GIVEN PROBLEM: Write out all records as given; omit images.

DATA PROVIDED:
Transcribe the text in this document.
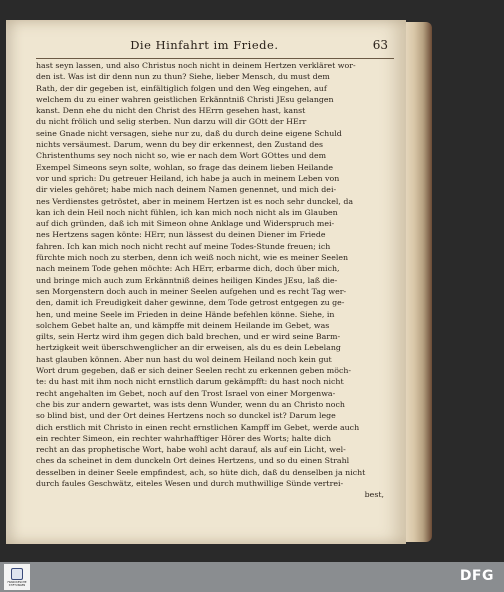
Die Hinfahrt im Friede.	63
hast seyn lassen, und also Christus noch nicht in deinem Hertzen verkläret wor-
den ist. Was ist dir denn nun zu thun? Siehe, lieber Mensch, du must dem
Rath, der dir gegeben ist, einfältiglich folgen und den Weg eingehen, auf
welchem du zu einer wahren geistlichen Erkänntniß Christi JEsu gelangen
kanst. Denn ehe du nicht den Christ des HErrn gesehen hast, kanst
du nicht frölich und selig sterben. Nun darzu will dir GOtt der HErr
seine Gnade nicht versagen, siehe nur zu, daß du durch deine eigene Schuld
nichts versäumest. Darum, wenn du bey dir erkennest, den Zustand des
Christenthums sey noch nicht so, wie er nach dem Wort GOttes und dem
Exempel Simeons seyn solte, wohlan, so frage das deinem lieben Heilande
vor und sprich: Du getreuer Heiland, ich habe ja auch in meinem Leben von
dir vieles gehöret; habe mich nach deinem Namen genennet, und mich dei-
nes Verdienstes getröstet, aber in meinem Hertzen ist es noch sehr dunckel, da
kan ich dein Heil noch nicht fühlen, ich kan mich noch nicht als im Glauben
auf dich gründen, daß ich mit Simeon ohne Anklage und Widerspruch mei-
nes Hertzens sagen könte: HErr, nun lässest du deinen Diener im Friede
fahren. Ich kan mich noch nicht recht auf meine Todes-Stunde freuen; ich
fürchte mich noch zu sterben, denn ich weiß noch nicht, wie es meiner Seelen
nach meinem Tode gehen möchte: Ach HErr, erbarme dich, doch über mich,
und bringe mich auch zum Erkänntniß deines heiligen Kindes JEsu, laß die-
sen Morgenstern doch auch in meiner Seelen aufgehen und es recht Tag wer-
den, damit ich Freudigkeit daher gewinne, dem Tode getrost entgegen zu ge-
hen, und meine Seele im Frieden in deine Hände befehlen könne. Siehe, in
solchem Gebet halte an, und kämpffe mit deinem Heilande im Gebet, was
gilts, sein Hertz wird ihm gegen dich bald brechen, und er wird seine Barm-
hertzigkeit weit überschwenglicher an dir erweisen, als du es dein Lebelang
hast glauben können. Aber nun hast du wol deinem Heiland noch kein gut
Wort drum gegeben, daß er sich deiner Seelen recht zu erkennen geben möch-
te: du hast mit ihm noch nicht ernstlich darum gekämpfft: du hast noch nicht
recht angehalten im Gebet, noch auf den Trost Israel von einer Morgenwa-
che bis zur andern gewartet, was ists denn Wunder, wenn du an Christo noch
so blind bist, und der Ort deines Hertzens noch so dunckel ist? Darum lege
dich erstlich mit Christo in einen recht ernstlichen Kampff im Gebet, werde auch
ein rechter Simeon, ein rechter wahrhafftiger Hörer des Worts; halte dich
recht an das prophetische Wort, habe wohl acht darauf, als auf ein Licht, wel-
ches da scheinet in dem dunckeln Ort deines Hertzens, und so du einen Strahl
desselben in deiner Seele empfindest, ach, so hüte dich, daß du denselben ja nicht
durch faules Geschwätz, eiteles Wesen und durch muthwillige Sünde vertrei-
best,
FRANCKESCHE STIFTUNGEN
DFG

TASK SOLUTION:
Transcribe the text in this document.
Die Hinfahrt im Friede.	63
hast seyn lassen, und also Christus noch nicht in deinem Hertzen verkläret wor-
den ist. Was ist dir denn nun zu thun? Siehe, lieber Mensch, du must dem
Rath, der dir gegeben ist, einfältiglich folgen und den Weg eingehen, auf
welchem du zu einer wahren geistlichen Erkänntniß Christi JEsu gelangen
kanst. Denn ehe du nicht den Christ des HErrn gesehen hast, kanst
du nicht frölich und selig sterben. Nun darzu will dir GOtt der HErr
seine Gnade nicht versagen, siehe nur zu, daß du durch deine eigene Schuld
nichts versäumest. Darum, wenn du bey dir erkennest, den Zustand des
Christenthums sey noch nicht so, wie er nach dem Wort GOttes und dem
Exempel Simeons seyn solte, wohlan, so frage das deinem lieben Heilande
vor und sprich: Du getreuer Heiland, ich habe ja auch in meinem Leben von
dir vieles gehöret; habe mich nach deinem Namen genennet, und mich dei-
nes Verdienstes getröstet, aber in meinem Hertzen ist es noch sehr dunckel, da
kan ich dein Heil noch nicht fühlen, ich kan mich noch nicht als im Glauben
auf dich gründen, daß ich mit Simeon ohne Anklage und Widerspruch mei-
nes Hertzens sagen könte: HErr, nun lässest du deinen Diener im Friede
fahren. Ich kan mich noch nicht recht auf meine Todes-Stunde freuen; ich
fürchte mich noch zu sterben, denn ich weiß noch nicht, wie es meiner Seelen
nach meinem Tode gehen möchte: Ach HErr, erbarme dich, doch über mich,
und bringe mich auch zum Erkänntniß deines heiligen Kindes JEsu, laß die-
sen Morgenstern doch auch in meiner Seelen aufgehen und es recht Tag wer-
den, damit ich Freudigkeit daher gewinne, dem Tode getrost entgegen zu ge-
hen, und meine Seele im Frieden in deine Hände befehlen könne. Siehe, in
solchem Gebet halte an, und kämpffe mit deinem Heilande im Gebet, was
gilts, sein Hertz wird ihm gegen dich bald brechen, und er wird seine Barm-
hertzigkeit weit überschwenglicher an dir erweisen, als du es dein Lebelang
hast glauben können. Aber nun hast du wol deinem Heiland noch kein gut
Wort drum gegeben, daß er sich deiner Seelen recht zu erkennen geben möch-
te: du hast mit ihm noch nicht ernstlich darum gekämpfft: du hast noch nicht
recht angehalten im Gebet, noch auf den Trost Israel von einer Morgenwa-
che bis zur andern gewartet, was ists denn Wunder, wenn du an Christo noch
so blind bist, und der Ort deines Hertzens noch so dunckel ist? Darum lege
dich erstlich mit Christo in einen recht ernstlichen Kampff im Gebet, werde auch
ein rechter Simeon, ein rechter wahrhafftiger Hörer des Worts; halte dich
recht an das prophetische Wort, habe wohl acht darauf, als auf ein Licht, wel-
ches da scheinet in dem dunckeln Ort deines Hertzens, und so du einen Strahl
desselben in deiner Seele empfindest, ach, so hüte dich, daß du denselben ja nicht
durch faules Geschwätz, eiteles Wesen und durch muthwillige Sünde vertrei-
best,
FRANCKESCHE STIFTUNGEN
DFG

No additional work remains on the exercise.